Figure dataset records:

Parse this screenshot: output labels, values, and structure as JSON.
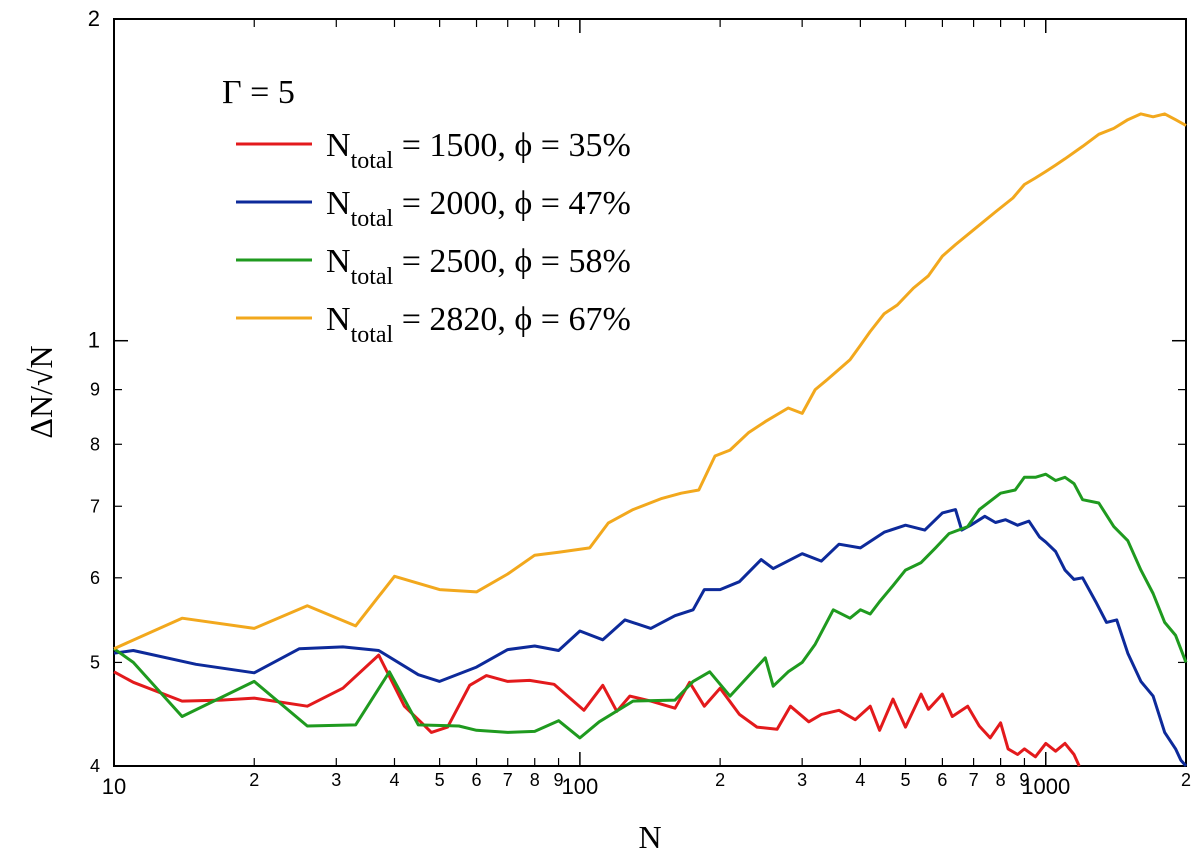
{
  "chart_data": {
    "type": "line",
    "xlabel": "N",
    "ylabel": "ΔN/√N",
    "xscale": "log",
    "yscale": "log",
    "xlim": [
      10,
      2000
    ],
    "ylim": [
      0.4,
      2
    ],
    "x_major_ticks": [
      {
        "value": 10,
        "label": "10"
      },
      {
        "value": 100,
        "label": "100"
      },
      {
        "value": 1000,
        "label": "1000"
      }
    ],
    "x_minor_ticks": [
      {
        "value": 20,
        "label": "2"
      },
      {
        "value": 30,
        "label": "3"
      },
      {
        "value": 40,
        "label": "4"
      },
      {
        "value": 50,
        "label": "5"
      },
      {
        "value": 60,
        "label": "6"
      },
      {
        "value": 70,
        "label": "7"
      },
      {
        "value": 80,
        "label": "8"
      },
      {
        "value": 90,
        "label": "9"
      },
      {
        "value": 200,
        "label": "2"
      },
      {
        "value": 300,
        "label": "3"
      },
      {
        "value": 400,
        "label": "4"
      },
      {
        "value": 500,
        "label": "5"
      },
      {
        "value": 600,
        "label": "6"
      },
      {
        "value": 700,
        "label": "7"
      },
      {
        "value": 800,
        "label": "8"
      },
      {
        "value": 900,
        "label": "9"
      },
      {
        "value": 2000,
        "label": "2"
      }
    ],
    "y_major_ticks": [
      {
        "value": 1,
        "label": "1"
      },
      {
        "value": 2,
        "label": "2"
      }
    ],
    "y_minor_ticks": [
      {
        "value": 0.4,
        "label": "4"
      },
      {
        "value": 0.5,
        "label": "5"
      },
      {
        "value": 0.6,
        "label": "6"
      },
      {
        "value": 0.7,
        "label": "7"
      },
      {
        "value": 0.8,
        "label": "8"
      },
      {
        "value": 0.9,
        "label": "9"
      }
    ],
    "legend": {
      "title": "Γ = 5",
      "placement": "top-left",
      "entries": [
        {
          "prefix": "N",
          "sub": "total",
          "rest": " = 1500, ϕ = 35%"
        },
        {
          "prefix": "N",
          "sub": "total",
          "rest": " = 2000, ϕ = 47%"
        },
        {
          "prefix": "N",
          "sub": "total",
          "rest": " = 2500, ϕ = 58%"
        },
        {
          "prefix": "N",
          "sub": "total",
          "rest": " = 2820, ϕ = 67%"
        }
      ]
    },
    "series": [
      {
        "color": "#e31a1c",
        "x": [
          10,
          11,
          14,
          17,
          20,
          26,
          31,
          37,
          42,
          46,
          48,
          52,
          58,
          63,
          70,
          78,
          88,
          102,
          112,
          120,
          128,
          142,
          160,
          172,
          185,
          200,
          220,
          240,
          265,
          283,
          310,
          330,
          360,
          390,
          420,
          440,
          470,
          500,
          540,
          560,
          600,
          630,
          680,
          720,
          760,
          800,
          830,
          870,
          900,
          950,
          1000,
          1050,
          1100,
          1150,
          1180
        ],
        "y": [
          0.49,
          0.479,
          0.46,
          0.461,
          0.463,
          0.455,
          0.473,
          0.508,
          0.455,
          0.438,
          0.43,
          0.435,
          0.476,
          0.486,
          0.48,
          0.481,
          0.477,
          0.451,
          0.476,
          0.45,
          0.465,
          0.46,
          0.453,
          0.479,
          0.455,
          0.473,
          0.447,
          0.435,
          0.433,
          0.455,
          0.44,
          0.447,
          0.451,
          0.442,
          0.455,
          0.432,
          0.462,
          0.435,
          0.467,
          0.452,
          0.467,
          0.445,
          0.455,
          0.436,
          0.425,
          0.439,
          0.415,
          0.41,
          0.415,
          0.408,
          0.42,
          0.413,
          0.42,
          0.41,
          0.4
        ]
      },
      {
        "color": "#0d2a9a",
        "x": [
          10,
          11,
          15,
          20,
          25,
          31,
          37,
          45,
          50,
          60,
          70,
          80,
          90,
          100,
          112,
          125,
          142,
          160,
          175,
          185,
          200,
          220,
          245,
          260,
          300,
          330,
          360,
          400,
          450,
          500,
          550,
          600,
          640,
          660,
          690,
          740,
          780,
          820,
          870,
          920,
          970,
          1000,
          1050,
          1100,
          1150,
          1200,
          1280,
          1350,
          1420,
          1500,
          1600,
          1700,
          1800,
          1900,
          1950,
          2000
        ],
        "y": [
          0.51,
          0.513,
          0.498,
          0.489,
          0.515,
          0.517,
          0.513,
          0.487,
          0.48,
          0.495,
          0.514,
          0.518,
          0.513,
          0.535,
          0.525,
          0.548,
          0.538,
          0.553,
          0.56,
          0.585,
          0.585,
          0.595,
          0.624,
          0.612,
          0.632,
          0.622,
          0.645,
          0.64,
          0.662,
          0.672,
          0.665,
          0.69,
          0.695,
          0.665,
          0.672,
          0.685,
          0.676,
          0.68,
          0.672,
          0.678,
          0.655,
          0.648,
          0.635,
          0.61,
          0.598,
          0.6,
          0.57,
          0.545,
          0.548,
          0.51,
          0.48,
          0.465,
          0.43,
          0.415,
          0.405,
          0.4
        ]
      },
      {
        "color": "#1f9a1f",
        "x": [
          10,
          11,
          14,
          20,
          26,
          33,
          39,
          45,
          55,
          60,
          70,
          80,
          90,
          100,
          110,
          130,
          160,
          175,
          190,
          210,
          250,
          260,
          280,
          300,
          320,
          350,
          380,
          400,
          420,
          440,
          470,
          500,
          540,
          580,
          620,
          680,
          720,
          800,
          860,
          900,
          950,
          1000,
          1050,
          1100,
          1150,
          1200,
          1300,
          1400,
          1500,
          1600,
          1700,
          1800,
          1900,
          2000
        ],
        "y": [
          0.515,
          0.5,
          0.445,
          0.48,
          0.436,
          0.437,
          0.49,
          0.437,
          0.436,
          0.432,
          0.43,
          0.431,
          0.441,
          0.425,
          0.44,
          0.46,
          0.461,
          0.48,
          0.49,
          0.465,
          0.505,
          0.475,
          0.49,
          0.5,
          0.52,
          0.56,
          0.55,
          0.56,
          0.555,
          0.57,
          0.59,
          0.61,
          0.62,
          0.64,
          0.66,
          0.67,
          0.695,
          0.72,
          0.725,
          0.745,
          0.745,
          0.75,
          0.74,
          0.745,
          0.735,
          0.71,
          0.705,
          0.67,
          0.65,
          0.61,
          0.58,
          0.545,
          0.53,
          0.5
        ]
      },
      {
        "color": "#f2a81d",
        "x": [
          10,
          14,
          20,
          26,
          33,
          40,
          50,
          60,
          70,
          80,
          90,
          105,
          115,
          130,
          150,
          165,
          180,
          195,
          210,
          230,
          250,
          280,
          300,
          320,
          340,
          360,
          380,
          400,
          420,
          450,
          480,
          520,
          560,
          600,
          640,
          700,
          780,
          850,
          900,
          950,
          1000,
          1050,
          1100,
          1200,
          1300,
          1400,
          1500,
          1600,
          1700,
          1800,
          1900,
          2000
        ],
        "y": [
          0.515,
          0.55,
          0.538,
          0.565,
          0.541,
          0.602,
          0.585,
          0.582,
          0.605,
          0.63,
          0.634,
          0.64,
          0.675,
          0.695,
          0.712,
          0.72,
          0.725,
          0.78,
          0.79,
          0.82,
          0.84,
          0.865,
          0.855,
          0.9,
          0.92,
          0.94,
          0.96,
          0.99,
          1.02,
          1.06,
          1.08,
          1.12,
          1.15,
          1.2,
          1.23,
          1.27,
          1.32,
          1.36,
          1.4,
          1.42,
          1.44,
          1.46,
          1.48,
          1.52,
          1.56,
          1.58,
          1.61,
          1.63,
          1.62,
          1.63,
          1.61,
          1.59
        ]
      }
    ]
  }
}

• **Instruction**:
In the copy, include no pictures; restate the listing above exactly.

• **The output**:
Parse this screenshot: output labels, values, and structure as JSON.
{
  "chart_data": {
    "type": "line",
    "xlabel": "N",
    "ylabel": "ΔN/√N",
    "xscale": "log",
    "yscale": "log",
    "xlim": [
      10,
      2000
    ],
    "ylim": [
      0.4,
      2
    ],
    "x_major_ticks": [
      {
        "value": 10,
        "label": "10"
      },
      {
        "value": 100,
        "label": "100"
      },
      {
        "value": 1000,
        "label": "1000"
      }
    ],
    "x_minor_ticks": [
      {
        "value": 20,
        "label": "2"
      },
      {
        "value": 30,
        "label": "3"
      },
      {
        "value": 40,
        "label": "4"
      },
      {
        "value": 50,
        "label": "5"
      },
      {
        "value": 60,
        "label": "6"
      },
      {
        "value": 70,
        "label": "7"
      },
      {
        "value": 80,
        "label": "8"
      },
      {
        "value": 90,
        "label": "9"
      },
      {
        "value": 200,
        "label": "2"
      },
      {
        "value": 300,
        "label": "3"
      },
      {
        "value": 400,
        "label": "4"
      },
      {
        "value": 500,
        "label": "5"
      },
      {
        "value": 600,
        "label": "6"
      },
      {
        "value": 700,
        "label": "7"
      },
      {
        "value": 800,
        "label": "8"
      },
      {
        "value": 900,
        "label": "9"
      },
      {
        "value": 2000,
        "label": "2"
      }
    ],
    "y_major_ticks": [
      {
        "value": 1,
        "label": "1"
      },
      {
        "value": 2,
        "label": "2"
      }
    ],
    "y_minor_ticks": [
      {
        "value": 0.4,
        "label": "4"
      },
      {
        "value": 0.5,
        "label": "5"
      },
      {
        "value": 0.6,
        "label": "6"
      },
      {
        "value": 0.7,
        "label": "7"
      },
      {
        "value": 0.8,
        "label": "8"
      },
      {
        "value": 0.9,
        "label": "9"
      }
    ],
    "legend": {
      "title": "Γ = 5",
      "placement": "top-left",
      "entries": [
        {
          "prefix": "N",
          "sub": "total",
          "rest": " = 1500, ϕ = 35%"
        },
        {
          "prefix": "N",
          "sub": "total",
          "rest": " = 2000, ϕ = 47%"
        },
        {
          "prefix": "N",
          "sub": "total",
          "rest": " = 2500, ϕ = 58%"
        },
        {
          "prefix": "N",
          "sub": "total",
          "rest": " = 2820, ϕ = 67%"
        }
      ]
    },
    "series": [
      {
        "color": "#e31a1c",
        "x": [
          10,
          11,
          14,
          17,
          20,
          26,
          31,
          37,
          42,
          46,
          48,
          52,
          58,
          63,
          70,
          78,
          88,
          102,
          112,
          120,
          128,
          142,
          160,
          172,
          185,
          200,
          220,
          240,
          265,
          283,
          310,
          330,
          360,
          390,
          420,
          440,
          470,
          500,
          540,
          560,
          600,
          630,
          680,
          720,
          760,
          800,
          830,
          870,
          900,
          950,
          1000,
          1050,
          1100,
          1150,
          1180
        ],
        "y": [
          0.49,
          0.479,
          0.46,
          0.461,
          0.463,
          0.455,
          0.473,
          0.508,
          0.455,
          0.438,
          0.43,
          0.435,
          0.476,
          0.486,
          0.48,
          0.481,
          0.477,
          0.451,
          0.476,
          0.45,
          0.465,
          0.46,
          0.453,
          0.479,
          0.455,
          0.473,
          0.447,
          0.435,
          0.433,
          0.455,
          0.44,
          0.447,
          0.451,
          0.442,
          0.455,
          0.432,
          0.462,
          0.435,
          0.467,
          0.452,
          0.467,
          0.445,
          0.455,
          0.436,
          0.425,
          0.439,
          0.415,
          0.41,
          0.415,
          0.408,
          0.42,
          0.413,
          0.42,
          0.41,
          0.4
        ]
      },
      {
        "color": "#0d2a9a",
        "x": [
          10,
          11,
          15,
          20,
          25,
          31,
          37,
          45,
          50,
          60,
          70,
          80,
          90,
          100,
          112,
          125,
          142,
          160,
          175,
          185,
          200,
          220,
          245,
          260,
          300,
          330,
          360,
          400,
          450,
          500,
          550,
          600,
          640,
          660,
          690,
          740,
          780,
          820,
          870,
          920,
          970,
          1000,
          1050,
          1100,
          1150,
          1200,
          1280,
          1350,
          1420,
          1500,
          1600,
          1700,
          1800,
          1900,
          1950,
          2000
        ],
        "y": [
          0.51,
          0.513,
          0.498,
          0.489,
          0.515,
          0.517,
          0.513,
          0.487,
          0.48,
          0.495,
          0.514,
          0.518,
          0.513,
          0.535,
          0.525,
          0.548,
          0.538,
          0.553,
          0.56,
          0.585,
          0.585,
          0.595,
          0.624,
          0.612,
          0.632,
          0.622,
          0.645,
          0.64,
          0.662,
          0.672,
          0.665,
          0.69,
          0.695,
          0.665,
          0.672,
          0.685,
          0.676,
          0.68,
          0.672,
          0.678,
          0.655,
          0.648,
          0.635,
          0.61,
          0.598,
          0.6,
          0.57,
          0.545,
          0.548,
          0.51,
          0.48,
          0.465,
          0.43,
          0.415,
          0.405,
          0.4
        ]
      },
      {
        "color": "#1f9a1f",
        "x": [
          10,
          11,
          14,
          20,
          26,
          33,
          39,
          45,
          55,
          60,
          70,
          80,
          90,
          100,
          110,
          130,
          160,
          175,
          190,
          210,
          250,
          260,
          280,
          300,
          320,
          350,
          380,
          400,
          420,
          440,
          470,
          500,
          540,
          580,
          620,
          680,
          720,
          800,
          860,
          900,
          950,
          1000,
          1050,
          1100,
          1150,
          1200,
          1300,
          1400,
          1500,
          1600,
          1700,
          1800,
          1900,
          2000
        ],
        "y": [
          0.515,
          0.5,
          0.445,
          0.48,
          0.436,
          0.437,
          0.49,
          0.437,
          0.436,
          0.432,
          0.43,
          0.431,
          0.441,
          0.425,
          0.44,
          0.46,
          0.461,
          0.48,
          0.49,
          0.465,
          0.505,
          0.475,
          0.49,
          0.5,
          0.52,
          0.56,
          0.55,
          0.56,
          0.555,
          0.57,
          0.59,
          0.61,
          0.62,
          0.64,
          0.66,
          0.67,
          0.695,
          0.72,
          0.725,
          0.745,
          0.745,
          0.75,
          0.74,
          0.745,
          0.735,
          0.71,
          0.705,
          0.67,
          0.65,
          0.61,
          0.58,
          0.545,
          0.53,
          0.5
        ]
      },
      {
        "color": "#f2a81d",
        "x": [
          10,
          14,
          20,
          26,
          33,
          40,
          50,
          60,
          70,
          80,
          90,
          105,
          115,
          130,
          150,
          165,
          180,
          195,
          210,
          230,
          250,
          280,
          300,
          320,
          340,
          360,
          380,
          400,
          420,
          450,
          480,
          520,
          560,
          600,
          640,
          700,
          780,
          850,
          900,
          950,
          1000,
          1050,
          1100,
          1200,
          1300,
          1400,
          1500,
          1600,
          1700,
          1800,
          1900,
          2000
        ],
        "y": [
          0.515,
          0.55,
          0.538,
          0.565,
          0.541,
          0.602,
          0.585,
          0.582,
          0.605,
          0.63,
          0.634,
          0.64,
          0.675,
          0.695,
          0.712,
          0.72,
          0.725,
          0.78,
          0.79,
          0.82,
          0.84,
          0.865,
          0.855,
          0.9,
          0.92,
          0.94,
          0.96,
          0.99,
          1.02,
          1.06,
          1.08,
          1.12,
          1.15,
          1.2,
          1.23,
          1.27,
          1.32,
          1.36,
          1.4,
          1.42,
          1.44,
          1.46,
          1.48,
          1.52,
          1.56,
          1.58,
          1.61,
          1.63,
          1.62,
          1.63,
          1.61,
          1.59
        ]
      }
    ]
  }
}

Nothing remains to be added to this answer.